> HOW TO COMPLETE THIS TASK
Where does the word "letter" show up in the records? Copy every line that has it.

> Saved entries
_____

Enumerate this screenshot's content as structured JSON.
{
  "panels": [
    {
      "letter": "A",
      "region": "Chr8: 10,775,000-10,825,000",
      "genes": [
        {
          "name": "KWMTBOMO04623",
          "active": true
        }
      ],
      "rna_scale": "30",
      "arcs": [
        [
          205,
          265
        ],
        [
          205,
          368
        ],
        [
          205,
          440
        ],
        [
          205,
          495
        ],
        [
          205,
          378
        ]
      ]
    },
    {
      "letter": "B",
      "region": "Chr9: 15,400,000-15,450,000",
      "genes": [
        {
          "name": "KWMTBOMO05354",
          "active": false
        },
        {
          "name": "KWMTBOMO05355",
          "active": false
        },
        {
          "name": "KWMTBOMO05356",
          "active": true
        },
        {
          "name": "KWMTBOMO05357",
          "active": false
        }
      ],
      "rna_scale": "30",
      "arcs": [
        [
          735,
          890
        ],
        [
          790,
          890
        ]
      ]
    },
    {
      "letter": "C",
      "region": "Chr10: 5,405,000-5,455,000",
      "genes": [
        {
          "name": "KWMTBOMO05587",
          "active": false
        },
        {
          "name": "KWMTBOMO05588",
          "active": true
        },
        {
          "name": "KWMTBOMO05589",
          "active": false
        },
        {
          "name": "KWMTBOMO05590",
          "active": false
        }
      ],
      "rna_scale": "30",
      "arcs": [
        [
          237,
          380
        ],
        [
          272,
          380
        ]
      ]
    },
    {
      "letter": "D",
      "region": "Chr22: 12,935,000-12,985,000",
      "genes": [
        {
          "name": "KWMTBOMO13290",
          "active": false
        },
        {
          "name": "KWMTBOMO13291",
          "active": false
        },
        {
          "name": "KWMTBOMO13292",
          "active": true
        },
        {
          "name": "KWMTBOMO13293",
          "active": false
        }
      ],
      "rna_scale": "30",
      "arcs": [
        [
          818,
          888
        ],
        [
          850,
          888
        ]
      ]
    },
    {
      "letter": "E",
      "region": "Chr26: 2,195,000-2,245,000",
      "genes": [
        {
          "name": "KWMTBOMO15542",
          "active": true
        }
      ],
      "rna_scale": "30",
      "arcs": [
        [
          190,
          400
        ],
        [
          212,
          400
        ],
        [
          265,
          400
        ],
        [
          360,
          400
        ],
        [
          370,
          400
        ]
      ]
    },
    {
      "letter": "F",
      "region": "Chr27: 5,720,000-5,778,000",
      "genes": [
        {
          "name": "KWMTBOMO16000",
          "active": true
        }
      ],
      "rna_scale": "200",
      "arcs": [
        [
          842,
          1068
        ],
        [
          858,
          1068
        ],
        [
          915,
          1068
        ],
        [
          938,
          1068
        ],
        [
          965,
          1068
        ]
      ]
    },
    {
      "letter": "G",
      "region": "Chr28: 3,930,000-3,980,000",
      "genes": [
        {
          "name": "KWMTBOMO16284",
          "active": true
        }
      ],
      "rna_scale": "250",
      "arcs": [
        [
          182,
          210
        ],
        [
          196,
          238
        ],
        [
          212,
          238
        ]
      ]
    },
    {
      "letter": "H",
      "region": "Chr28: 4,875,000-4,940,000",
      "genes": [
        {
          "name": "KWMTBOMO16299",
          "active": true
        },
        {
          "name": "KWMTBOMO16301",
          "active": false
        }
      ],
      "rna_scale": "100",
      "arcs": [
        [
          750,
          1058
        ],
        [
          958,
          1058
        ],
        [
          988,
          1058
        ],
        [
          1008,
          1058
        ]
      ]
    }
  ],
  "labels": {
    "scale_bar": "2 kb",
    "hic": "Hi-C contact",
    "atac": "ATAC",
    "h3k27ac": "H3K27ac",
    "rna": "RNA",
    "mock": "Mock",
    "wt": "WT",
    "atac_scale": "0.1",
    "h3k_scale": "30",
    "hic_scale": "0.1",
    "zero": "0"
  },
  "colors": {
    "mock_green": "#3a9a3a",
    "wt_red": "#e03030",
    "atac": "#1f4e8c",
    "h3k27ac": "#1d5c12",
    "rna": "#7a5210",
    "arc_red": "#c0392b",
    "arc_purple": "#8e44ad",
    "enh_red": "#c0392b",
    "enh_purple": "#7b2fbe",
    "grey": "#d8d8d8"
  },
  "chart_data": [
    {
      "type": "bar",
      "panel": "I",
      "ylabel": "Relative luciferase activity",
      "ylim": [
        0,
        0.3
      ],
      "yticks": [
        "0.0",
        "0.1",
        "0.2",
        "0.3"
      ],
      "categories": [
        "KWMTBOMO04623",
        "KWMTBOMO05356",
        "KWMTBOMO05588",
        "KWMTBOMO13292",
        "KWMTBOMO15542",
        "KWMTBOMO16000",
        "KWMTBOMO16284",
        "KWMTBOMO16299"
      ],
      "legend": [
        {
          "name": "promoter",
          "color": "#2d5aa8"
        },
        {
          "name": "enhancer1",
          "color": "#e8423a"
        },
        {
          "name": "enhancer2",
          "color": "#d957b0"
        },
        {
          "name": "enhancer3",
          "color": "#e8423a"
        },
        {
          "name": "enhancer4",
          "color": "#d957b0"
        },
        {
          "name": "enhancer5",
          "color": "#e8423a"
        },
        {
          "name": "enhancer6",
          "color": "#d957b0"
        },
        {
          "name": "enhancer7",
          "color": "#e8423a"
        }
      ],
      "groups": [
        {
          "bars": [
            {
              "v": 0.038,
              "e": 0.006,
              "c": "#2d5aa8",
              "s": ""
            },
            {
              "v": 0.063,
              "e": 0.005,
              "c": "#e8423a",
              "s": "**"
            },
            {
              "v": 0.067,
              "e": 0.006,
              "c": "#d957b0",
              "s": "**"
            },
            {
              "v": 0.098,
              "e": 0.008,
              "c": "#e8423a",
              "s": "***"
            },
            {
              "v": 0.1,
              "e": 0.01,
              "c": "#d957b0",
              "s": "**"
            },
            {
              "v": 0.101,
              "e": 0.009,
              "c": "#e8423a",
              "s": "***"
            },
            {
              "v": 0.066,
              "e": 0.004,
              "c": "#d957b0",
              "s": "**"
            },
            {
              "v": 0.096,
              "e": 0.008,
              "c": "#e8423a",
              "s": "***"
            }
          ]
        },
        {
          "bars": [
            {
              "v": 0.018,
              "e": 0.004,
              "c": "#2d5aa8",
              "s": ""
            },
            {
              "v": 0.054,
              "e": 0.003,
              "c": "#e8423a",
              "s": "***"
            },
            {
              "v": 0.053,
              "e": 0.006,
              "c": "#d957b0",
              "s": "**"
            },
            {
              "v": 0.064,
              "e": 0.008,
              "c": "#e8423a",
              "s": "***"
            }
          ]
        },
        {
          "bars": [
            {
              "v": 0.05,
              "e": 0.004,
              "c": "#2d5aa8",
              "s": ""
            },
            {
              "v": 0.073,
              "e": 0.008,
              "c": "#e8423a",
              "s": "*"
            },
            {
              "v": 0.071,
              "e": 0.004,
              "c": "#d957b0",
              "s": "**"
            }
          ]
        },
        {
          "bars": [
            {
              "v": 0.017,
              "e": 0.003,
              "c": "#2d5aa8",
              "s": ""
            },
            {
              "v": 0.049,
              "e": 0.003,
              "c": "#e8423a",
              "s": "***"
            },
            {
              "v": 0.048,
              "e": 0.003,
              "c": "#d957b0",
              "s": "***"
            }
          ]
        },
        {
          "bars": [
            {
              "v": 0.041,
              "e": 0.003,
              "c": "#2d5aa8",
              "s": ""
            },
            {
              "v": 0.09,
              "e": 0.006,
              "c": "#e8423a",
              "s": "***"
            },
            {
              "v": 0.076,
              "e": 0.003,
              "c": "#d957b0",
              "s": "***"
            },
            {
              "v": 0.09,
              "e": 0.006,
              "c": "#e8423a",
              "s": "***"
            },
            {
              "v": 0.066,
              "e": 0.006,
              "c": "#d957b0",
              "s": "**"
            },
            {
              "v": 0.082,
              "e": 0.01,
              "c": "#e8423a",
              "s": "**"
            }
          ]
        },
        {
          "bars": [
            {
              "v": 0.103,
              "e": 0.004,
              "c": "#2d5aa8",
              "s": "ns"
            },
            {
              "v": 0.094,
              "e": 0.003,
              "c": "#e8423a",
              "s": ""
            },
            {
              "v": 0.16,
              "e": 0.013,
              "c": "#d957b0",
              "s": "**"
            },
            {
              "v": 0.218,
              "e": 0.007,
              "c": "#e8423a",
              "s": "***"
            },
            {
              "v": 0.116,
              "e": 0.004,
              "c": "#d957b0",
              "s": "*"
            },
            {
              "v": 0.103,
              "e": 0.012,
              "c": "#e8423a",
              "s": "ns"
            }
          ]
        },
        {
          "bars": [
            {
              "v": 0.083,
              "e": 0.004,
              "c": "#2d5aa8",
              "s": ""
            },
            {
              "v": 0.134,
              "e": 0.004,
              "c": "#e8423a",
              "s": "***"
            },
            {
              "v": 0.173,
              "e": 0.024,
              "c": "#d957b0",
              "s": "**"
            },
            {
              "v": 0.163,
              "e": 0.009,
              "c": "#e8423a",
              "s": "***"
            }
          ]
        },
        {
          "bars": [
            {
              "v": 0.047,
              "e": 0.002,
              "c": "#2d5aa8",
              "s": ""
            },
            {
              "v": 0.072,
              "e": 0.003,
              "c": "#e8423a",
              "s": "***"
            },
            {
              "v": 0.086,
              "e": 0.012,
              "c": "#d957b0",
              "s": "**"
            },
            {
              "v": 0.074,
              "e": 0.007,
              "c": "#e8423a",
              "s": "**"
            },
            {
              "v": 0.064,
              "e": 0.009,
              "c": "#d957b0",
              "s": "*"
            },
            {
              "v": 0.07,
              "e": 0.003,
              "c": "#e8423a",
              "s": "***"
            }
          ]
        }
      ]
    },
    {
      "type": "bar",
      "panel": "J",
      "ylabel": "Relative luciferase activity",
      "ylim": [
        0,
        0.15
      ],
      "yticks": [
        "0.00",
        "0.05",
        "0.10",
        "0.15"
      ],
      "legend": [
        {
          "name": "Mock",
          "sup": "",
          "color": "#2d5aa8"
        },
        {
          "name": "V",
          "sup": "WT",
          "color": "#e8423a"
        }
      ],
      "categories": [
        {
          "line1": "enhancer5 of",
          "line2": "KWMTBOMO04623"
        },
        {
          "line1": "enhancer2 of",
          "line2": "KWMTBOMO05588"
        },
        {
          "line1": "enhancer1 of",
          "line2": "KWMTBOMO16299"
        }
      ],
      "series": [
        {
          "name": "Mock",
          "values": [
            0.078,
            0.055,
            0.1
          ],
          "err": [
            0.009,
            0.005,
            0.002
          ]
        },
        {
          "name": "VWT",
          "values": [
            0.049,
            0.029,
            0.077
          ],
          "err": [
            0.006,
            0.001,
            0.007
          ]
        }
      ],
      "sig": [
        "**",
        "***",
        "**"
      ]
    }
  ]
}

_____

> ANSWER TO THIS TASK
      "letter": "A",
      "letter": "B",
      "letter": "C",
      "letter": "D",
      "letter": "E",
      "letter": "F",
      "letter": "G",
      "letter": "H",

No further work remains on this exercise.